Layout element annotations

-- BEGIN --

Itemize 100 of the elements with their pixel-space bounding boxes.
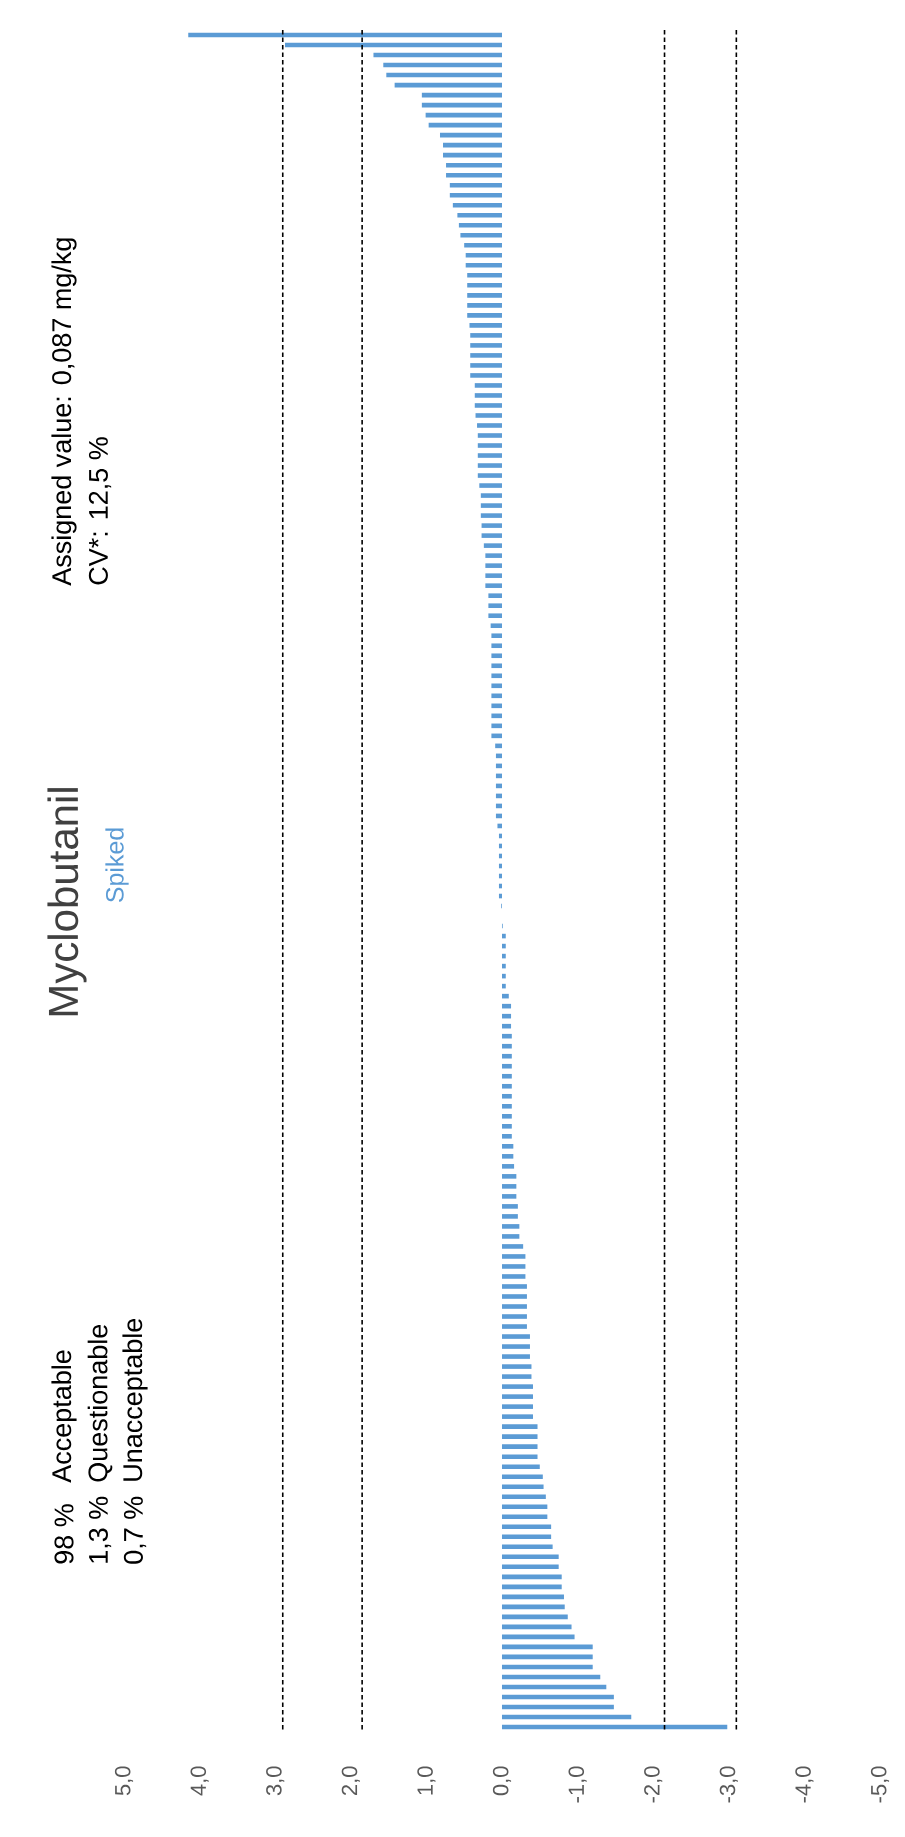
bar <box>467 283 502 288</box>
x-tick-label: 0,0 <box>492 1766 512 1796</box>
bar <box>501 1394 533 1399</box>
bar <box>501 1404 533 1409</box>
bar <box>501 1224 520 1229</box>
annotation: 0,7 % <box>123 1496 147 1564</box>
bar <box>464 242 502 248</box>
bar <box>501 1324 527 1329</box>
bar <box>477 453 502 458</box>
bar <box>501 1103 512 1109</box>
bar <box>501 1264 526 1269</box>
bar <box>501 1144 514 1149</box>
bar <box>488 613 502 618</box>
x-tick-label: -2,0 <box>644 1766 663 1803</box>
bar <box>501 1524 552 1530</box>
bar <box>491 633 502 639</box>
bar <box>491 643 502 649</box>
bar <box>501 953 506 959</box>
x-tick-label: 2,0 <box>341 1766 360 1796</box>
bar <box>474 383 502 388</box>
bar <box>491 653 502 659</box>
bar <box>501 1384 533 1389</box>
bar <box>480 493 502 498</box>
x-tick-label: 3,0 <box>266 1766 285 1796</box>
bar <box>485 583 502 588</box>
bar <box>481 533 502 538</box>
bar <box>467 293 502 298</box>
bar <box>501 1314 527 1319</box>
bar <box>501 1474 543 1480</box>
text: Assigned value: 0,087 mg/kg <box>51 238 77 586</box>
bar <box>501 1194 517 1199</box>
x-tick-label: -4,0 <box>795 1766 814 1803</box>
bar <box>480 513 502 518</box>
x-tick-label: 4,0 <box>190 1766 209 1796</box>
bar <box>477 423 502 428</box>
bar <box>501 1424 538 1429</box>
bar <box>488 593 502 598</box>
bar <box>501 993 509 999</box>
bar <box>470 363 502 368</box>
bar <box>497 823 502 829</box>
bar <box>491 733 502 739</box>
bar <box>475 413 502 418</box>
bar <box>470 343 502 348</box>
bar <box>501 1444 538 1449</box>
bar <box>467 303 502 308</box>
text: 1,3 % <box>88 1496 112 1563</box>
bar <box>465 252 502 258</box>
bar <box>501 1174 517 1179</box>
bar <box>501 1294 527 1299</box>
bar <box>449 192 502 198</box>
bar <box>470 373 502 378</box>
bar <box>491 723 502 729</box>
bar <box>457 212 502 218</box>
bar <box>491 713 502 719</box>
bar <box>501 1093 512 1099</box>
bar <box>477 473 502 478</box>
text: CV*: 12,5 % <box>88 437 112 585</box>
bar <box>501 1063 512 1069</box>
bar <box>501 1354 530 1359</box>
bar <box>452 202 502 208</box>
bar <box>491 683 502 689</box>
bar <box>501 963 506 969</box>
bar <box>465 262 502 268</box>
bar <box>501 983 506 989</box>
bar <box>491 693 502 699</box>
bar <box>449 182 502 188</box>
bar <box>501 1534 552 1540</box>
bar <box>501 1344 530 1349</box>
bar <box>501 1464 540 1469</box>
bar <box>488 603 502 608</box>
text: 98 % <box>54 1504 74 1564</box>
bar <box>490 623 502 629</box>
bar <box>501 1454 538 1459</box>
bar <box>501 1214 518 1219</box>
bar <box>501 1514 548 1520</box>
bar <box>485 553 502 558</box>
bar <box>501 1043 512 1049</box>
bar <box>501 1334 530 1339</box>
bar <box>501 1374 532 1379</box>
bar <box>501 1284 527 1289</box>
bar <box>491 673 502 679</box>
bar <box>501 1113 512 1119</box>
text: Myclobutanil <box>47 788 87 1016</box>
bar <box>467 313 502 318</box>
x-tick-label: 5,0 <box>114 1766 134 1796</box>
bar <box>480 503 502 508</box>
bar <box>501 1274 526 1279</box>
bar <box>501 1073 512 1079</box>
annotation: Unacceptable <box>122 1318 148 1481</box>
x-tick-label: -1,0 <box>568 1766 587 1803</box>
bar <box>501 1364 532 1369</box>
bar <box>481 523 502 528</box>
bar <box>470 353 502 358</box>
bar <box>501 1053 512 1059</box>
x-tick-label: -5,0 <box>870 1766 890 1803</box>
bar <box>485 563 502 568</box>
bar <box>501 1544 553 1550</box>
bar <box>469 323 502 328</box>
bar <box>501 1204 518 1209</box>
bar <box>501 1083 512 1089</box>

-- END --

**Aim of the task:** Put every line of the listing above into a Markdown table with the columns "Row" and "Listing line," giving each row a number and skipping blank lines. Leave the picture out of the table.

**Full response:**
| Row | Listing line |
|---|---|
| 1 | Itemize 100 of the elements with their pixel-space bounding boxes. |
| 2 | bar <box>467 283 502 288</box> |
| 3 | x-tick-label: 0,0 <box>492 1766 512 1796</box> |
| 4 | bar <box>501 1394 533 1399</box> |
| 5 | bar <box>501 1404 533 1409</box> |
| 6 | bar <box>501 1224 520 1229</box> |
| 7 | annotation: 0,7 % <box>123 1496 147 1564</box> |
| 8 | bar <box>464 242 502 248</box> |
| 9 | bar <box>501 1324 527 1329</box> |
| 10 | bar <box>477 453 502 458</box> |
| 11 | bar <box>501 1103 512 1109</box> |
| 12 | bar <box>501 1264 526 1269</box> |
| 13 | bar <box>501 1144 514 1149</box> |
| 14 | bar <box>488 613 502 618</box> |
| 15 | x-tick-label: -2,0 <box>644 1766 663 1803</box> |
| 16 | bar <box>501 1524 552 1530</box> |
| 17 | bar <box>491 633 502 639</box> |
| 18 | bar <box>491 643 502 649</box> |
| 19 | bar <box>501 953 506 959</box> |
| 20 | x-tick-label: 2,0 <box>341 1766 360 1796</box> |
| 21 | bar <box>474 383 502 388</box> |
| 22 | bar <box>491 653 502 659</box> |
| 23 | bar <box>501 1384 533 1389</box> |
| 24 | bar <box>480 493 502 498</box> |
| 25 | x-tick-label: 3,0 <box>266 1766 285 1796</box> |
| 26 | bar <box>485 583 502 588</box> |
| 27 | bar <box>481 533 502 538</box> |
| 28 | bar <box>467 293 502 298</box> |
| 29 | bar <box>501 1314 527 1319</box> |
| 30 | bar <box>501 1474 543 1480</box> |
| 31 | text: Assigned value: 0,087 mg/kg <box>51 238 77 586</box> |
| 32 | bar <box>501 1194 517 1199</box> |
| 33 | x-tick-label: -4,0 <box>795 1766 814 1803</box> |
| 34 | bar <box>480 513 502 518</box> |
| 35 | x-tick-label: 4,0 <box>190 1766 209 1796</box> |
| 36 | bar <box>477 423 502 428</box> |
| 37 | bar <box>501 1424 538 1429</box> |
| 38 | bar <box>488 593 502 598</box> |
| 39 | bar <box>501 993 509 999</box> |
| 40 | bar <box>470 363 502 368</box> |
| 41 | bar <box>497 823 502 829</box> |
| 42 | bar <box>491 733 502 739</box> |
| 43 | bar <box>475 413 502 418</box> |
| 44 | bar <box>470 343 502 348</box> |
| 45 | bar <box>501 1444 538 1449</box> |
| 46 | bar <box>467 303 502 308</box> |
| 47 | text: 1,3 % <box>88 1496 112 1563</box> |
| 48 | bar <box>465 252 502 258</box> |
| 49 | bar <box>501 1174 517 1179</box> |
| 50 | bar <box>501 1294 527 1299</box> |
| 51 | bar <box>449 192 502 198</box> |
| 52 | bar <box>470 373 502 378</box> |
| 53 | bar <box>491 723 502 729</box> |
| 54 | bar <box>457 212 502 218</box> |
| 55 | bar <box>491 713 502 719</box> |
| 56 | bar <box>501 1093 512 1099</box> |
| 57 | bar <box>477 473 502 478</box> |
| 58 | text: CV*: 12,5 % <box>88 437 112 585</box> |
| 59 | bar <box>501 1063 512 1069</box> |
| 60 | bar <box>501 1354 530 1359</box> |
| 61 | bar <box>452 202 502 208</box> |
| 62 | bar <box>491 683 502 689</box> |
| 63 | bar <box>501 963 506 969</box> |
| 64 | bar <box>465 262 502 268</box> |
| 65 | bar <box>501 983 506 989</box> |
| 66 | bar <box>491 693 502 699</box> |
| 67 | bar <box>449 182 502 188</box> |
| 68 | bar <box>501 1534 552 1540</box> |
| 69 | bar <box>501 1344 530 1349</box> |
| 70 | bar <box>501 1464 540 1469</box> |
| 71 | bar <box>488 603 502 608</box> |
| 72 | text: 98 % <box>54 1504 74 1564</box> |
| 73 | bar <box>490 623 502 629</box> |
| 74 | bar <box>501 1454 538 1459</box> |
| 75 | bar <box>501 1214 518 1219</box> |
| 76 | bar <box>501 1514 548 1520</box> |
| 77 | bar <box>485 553 502 558</box> |
| 78 | bar <box>501 1043 512 1049</box> |
| 79 | bar <box>501 1334 530 1339</box> |
| 80 | bar <box>501 1374 532 1379</box> |
| 81 | bar <box>501 1284 527 1289</box> |
| 82 | bar <box>491 673 502 679</box> |
| 83 | bar <box>501 1113 512 1119</box> |
| 84 | text: Myclobutanil <box>47 788 87 1016</box> |
| 85 | bar <box>467 313 502 318</box> |
| 86 | x-tick-label: 5,0 <box>114 1766 134 1796</box> |
| 87 | bar <box>480 503 502 508</box> |
| 88 | bar <box>501 1274 526 1279</box> |
| 89 | bar <box>501 1073 512 1079</box> |
| 90 | annotation: Unacceptable <box>122 1318 148 1481</box> |
| 91 | x-tick-label: -1,0 <box>568 1766 587 1803</box> |
| 92 | bar <box>501 1364 532 1369</box> |
| 93 | bar <box>481 523 502 528</box> |
| 94 | bar <box>470 353 502 358</box> |
| 95 | bar <box>501 1053 512 1059</box> |
| 96 | x-tick-label: -5,0 <box>870 1766 890 1803</box> |
| 97 | bar <box>485 563 502 568</box> |
| 98 | bar <box>501 1544 553 1550</box> |
| 99 | bar <box>469 323 502 328</box> |
| 100 | bar <box>501 1204 518 1209</box> |
| 101 | bar <box>501 1083 512 1089</box> |